*DESCRIPTION OF THE TASK:*
Show each line of the data below that has the string "distorted" in it.
• • •
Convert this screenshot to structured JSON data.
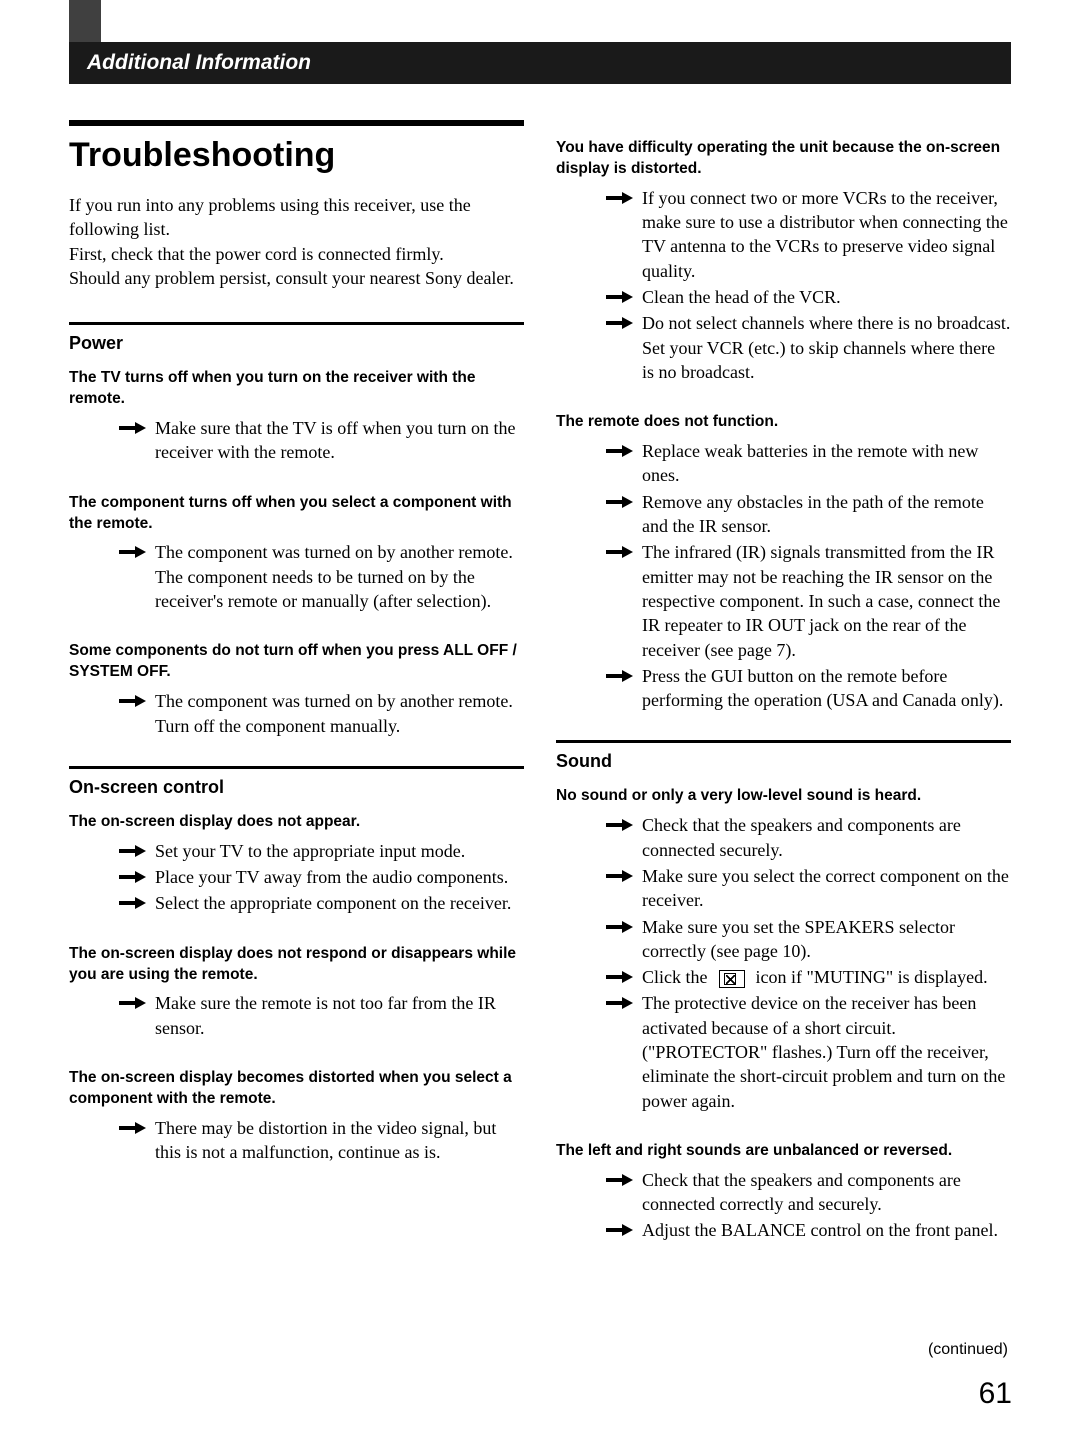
{
  "header": {
    "title": "Additional Information"
  },
  "page": {
    "title": "Troubleshooting",
    "intro": "If you run into any problems using this receiver, use the following list.\nFirst, check that the power cord is connected firmly.\nShould any problem persist, consult your nearest Sony dealer.",
    "continued": "(continued)",
    "number": "61"
  },
  "sections": {
    "power": {
      "heading": "Power",
      "items": [
        {
          "problem": "The TV turns off when you turn on the receiver with the remote.",
          "solutions": [
            "Make sure that the TV is off when you turn on the receiver with the remote."
          ]
        },
        {
          "problem": "The component turns off when you select a component with the remote.",
          "solutions": [
            "The component was turned on by another remote.  The component needs to be turned on by the receiver's remote or manually (after selection)."
          ]
        },
        {
          "problem": "Some components do not turn off when you press ALL OFF / SYSTEM OFF.",
          "solutions": [
            "The component was turned on by another remote.  Turn off the component manually."
          ]
        }
      ]
    },
    "onscreen": {
      "heading": "On-screen control",
      "items": [
        {
          "problem": "The on-screen display does not appear.",
          "solutions": [
            "Set your TV to the appropriate input mode.",
            "Place your TV away from the audio components.",
            "Select the appropriate component on the receiver."
          ]
        },
        {
          "problem": "The on-screen display does not respond or disappears while you are using the remote.",
          "solutions": [
            "Make sure the remote is not too far from the IR sensor."
          ]
        },
        {
          "problem": "The on-screen display becomes distorted when you select a component with the remote.",
          "solutions": [
            "There may be distortion in the video signal, but this is not a malfunction, continue as is."
          ]
        },
        {
          "problem": "You have difficulty operating the unit because the on-screen display is distorted.",
          "solutions": [
            "If you connect two or more VCRs to the receiver, make sure to use a distributor when connecting the TV antenna to the VCRs to preserve video signal quality.",
            "Clean the head of the VCR.",
            "Do not select channels where there is no broadcast.  Set your VCR (etc.) to skip channels where there is no broadcast."
          ]
        },
        {
          "problem": "The remote does not function.",
          "solutions": [
            "Replace weak batteries in the remote with new ones.",
            "Remove any obstacles in the path of the remote and the IR sensor.",
            "The infrared (IR) signals transmitted from the IR emitter may not be reaching the IR sensor on the respective component.  In such a case, connect the IR repeater to IR OUT jack on the rear of the receiver (see page 7).",
            "Press the GUI button on the remote before performing the operation (USA and Canada only)."
          ]
        }
      ]
    },
    "sound": {
      "heading": "Sound",
      "items": [
        {
          "problem": "No sound or only a very low-level sound is heard.",
          "solutions": [
            "Check that the speakers and components are connected securely.",
            "Make sure you select the correct component on the receiver.",
            "Make sure you set the SPEAKERS selector correctly (see page 10).",
            "Click the [ICON] icon if \"MUTING\" is displayed.",
            "The protective device on the receiver has been activated because of a short circuit. (\"PROTECTOR\" flashes.)  Turn off the receiver, eliminate the short-circuit problem and turn on the power again."
          ]
        },
        {
          "problem": "The left and right sounds are unbalanced or reversed.",
          "solutions": [
            "Check that the speakers and components are connected correctly and securely.",
            "Adjust the BALANCE control on the front panel."
          ]
        }
      ]
    }
  },
  "style": {
    "arrow_color": "#000000",
    "page_bg": "#ffffff",
    "header_bg": "#1a1a1a",
    "header_fg": "#ffffff",
    "strip_bg": "#404040",
    "body_font_size_pt": 13,
    "heading_font_size_pt": 26
  }
}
• • •
*RESPONSE TO THE TASK:*
          "problem": "The on-screen display becomes distorted when you select a component with the remote.",
          "problem": "You have difficulty operating the unit because the on-screen display is distorted.",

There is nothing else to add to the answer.